- [ENTRIES PROVIDED]:
'''

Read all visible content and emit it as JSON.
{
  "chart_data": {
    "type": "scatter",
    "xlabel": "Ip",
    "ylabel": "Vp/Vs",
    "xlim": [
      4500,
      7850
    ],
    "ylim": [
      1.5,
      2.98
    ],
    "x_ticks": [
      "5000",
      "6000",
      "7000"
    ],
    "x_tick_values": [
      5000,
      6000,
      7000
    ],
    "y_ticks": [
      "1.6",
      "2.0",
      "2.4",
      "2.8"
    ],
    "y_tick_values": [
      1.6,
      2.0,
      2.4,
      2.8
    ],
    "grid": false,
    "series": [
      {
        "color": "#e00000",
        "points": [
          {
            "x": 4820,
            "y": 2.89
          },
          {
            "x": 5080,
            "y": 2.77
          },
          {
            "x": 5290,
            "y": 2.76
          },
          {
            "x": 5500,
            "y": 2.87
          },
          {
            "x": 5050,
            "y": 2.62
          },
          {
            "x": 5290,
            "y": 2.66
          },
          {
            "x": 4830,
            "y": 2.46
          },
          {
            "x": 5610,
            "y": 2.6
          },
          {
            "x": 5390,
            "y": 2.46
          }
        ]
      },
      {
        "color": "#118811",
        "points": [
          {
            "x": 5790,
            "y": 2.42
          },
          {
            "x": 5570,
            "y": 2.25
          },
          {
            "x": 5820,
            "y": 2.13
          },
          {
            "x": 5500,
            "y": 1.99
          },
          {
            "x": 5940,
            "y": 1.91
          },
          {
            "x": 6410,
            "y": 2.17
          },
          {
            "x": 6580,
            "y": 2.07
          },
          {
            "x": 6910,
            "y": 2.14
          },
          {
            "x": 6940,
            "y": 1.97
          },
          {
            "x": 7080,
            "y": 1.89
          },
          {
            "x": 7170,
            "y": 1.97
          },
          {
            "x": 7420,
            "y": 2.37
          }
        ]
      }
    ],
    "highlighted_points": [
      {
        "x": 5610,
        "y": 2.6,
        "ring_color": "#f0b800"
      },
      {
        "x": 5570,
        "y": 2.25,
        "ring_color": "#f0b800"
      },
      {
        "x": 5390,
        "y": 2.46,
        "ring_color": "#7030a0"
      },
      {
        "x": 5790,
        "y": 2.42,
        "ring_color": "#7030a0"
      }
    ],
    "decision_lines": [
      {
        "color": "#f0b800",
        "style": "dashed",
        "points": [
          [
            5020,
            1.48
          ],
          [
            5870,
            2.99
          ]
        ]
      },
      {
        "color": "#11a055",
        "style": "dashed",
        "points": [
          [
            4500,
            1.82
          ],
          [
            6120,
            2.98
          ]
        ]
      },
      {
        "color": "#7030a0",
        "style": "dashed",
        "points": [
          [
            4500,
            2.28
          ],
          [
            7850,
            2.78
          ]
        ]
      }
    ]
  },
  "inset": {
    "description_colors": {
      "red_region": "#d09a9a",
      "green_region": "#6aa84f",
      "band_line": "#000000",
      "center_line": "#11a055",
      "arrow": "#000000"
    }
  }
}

'''

- [WRITTEN TASK]: Please quote the data above in full, with no line missing.

- [FULL RESPONSE]:
Read all visible content and emit it as JSON.
{
  "chart_data": {
    "type": "scatter",
    "xlabel": "Ip",
    "ylabel": "Vp/Vs",
    "xlim": [
      4500,
      7850
    ],
    "ylim": [
      1.5,
      2.98
    ],
    "x_ticks": [
      "5000",
      "6000",
      "7000"
    ],
    "x_tick_values": [
      5000,
      6000,
      7000
    ],
    "y_ticks": [
      "1.6",
      "2.0",
      "2.4",
      "2.8"
    ],
    "y_tick_values": [
      1.6,
      2.0,
      2.4,
      2.8
    ],
    "grid": false,
    "series": [
      {
        "color": "#e00000",
        "points": [
          {
            "x": 4820,
            "y": 2.89
          },
          {
            "x": 5080,
            "y": 2.77
          },
          {
            "x": 5290,
            "y": 2.76
          },
          {
            "x": 5500,
            "y": 2.87
          },
          {
            "x": 5050,
            "y": 2.62
          },
          {
            "x": 5290,
            "y": 2.66
          },
          {
            "x": 4830,
            "y": 2.46
          },
          {
            "x": 5610,
            "y": 2.6
          },
          {
            "x": 5390,
            "y": 2.46
          }
        ]
      },
      {
        "color": "#118811",
        "points": [
          {
            "x": 5790,
            "y": 2.42
          },
          {
            "x": 5570,
            "y": 2.25
          },
          {
            "x": 5820,
            "y": 2.13
          },
          {
            "x": 5500,
            "y": 1.99
          },
          {
            "x": 5940,
            "y": 1.91
          },
          {
            "x": 6410,
            "y": 2.17
          },
          {
            "x": 6580,
            "y": 2.07
          },
          {
            "x": 6910,
            "y": 2.14
          },
          {
            "x": 6940,
            "y": 1.97
          },
          {
            "x": 7080,
            "y": 1.89
          },
          {
            "x": 7170,
            "y": 1.97
          },
          {
            "x": 7420,
            "y": 2.37
          }
        ]
      }
    ],
    "highlighted_points": [
      {
        "x": 5610,
        "y": 2.6,
        "ring_color": "#f0b800"
      },
      {
        "x": 5570,
        "y": 2.25,
        "ring_color": "#f0b800"
      },
      {
        "x": 5390,
        "y": 2.46,
        "ring_color": "#7030a0"
      },
      {
        "x": 5790,
        "y": 2.42,
        "ring_color": "#7030a0"
      }
    ],
    "decision_lines": [
      {
        "color": "#f0b800",
        "style": "dashed",
        "points": [
          [
            5020,
            1.48
          ],
          [
            5870,
            2.99
          ]
        ]
      },
      {
        "color": "#11a055",
        "style": "dashed",
        "points": [
          [
            4500,
            1.82
          ],
          [
            6120,
            2.98
          ]
        ]
      },
      {
        "color": "#7030a0",
        "style": "dashed",
        "points": [
          [
            4500,
            2.28
          ],
          [
            7850,
            2.78
          ]
        ]
      }
    ]
  },
  "inset": {
    "description_colors": {
      "red_region": "#d09a9a",
      "green_region": "#6aa84f",
      "band_line": "#000000",
      "center_line": "#11a055",
      "arrow": "#000000"
    }
  }
}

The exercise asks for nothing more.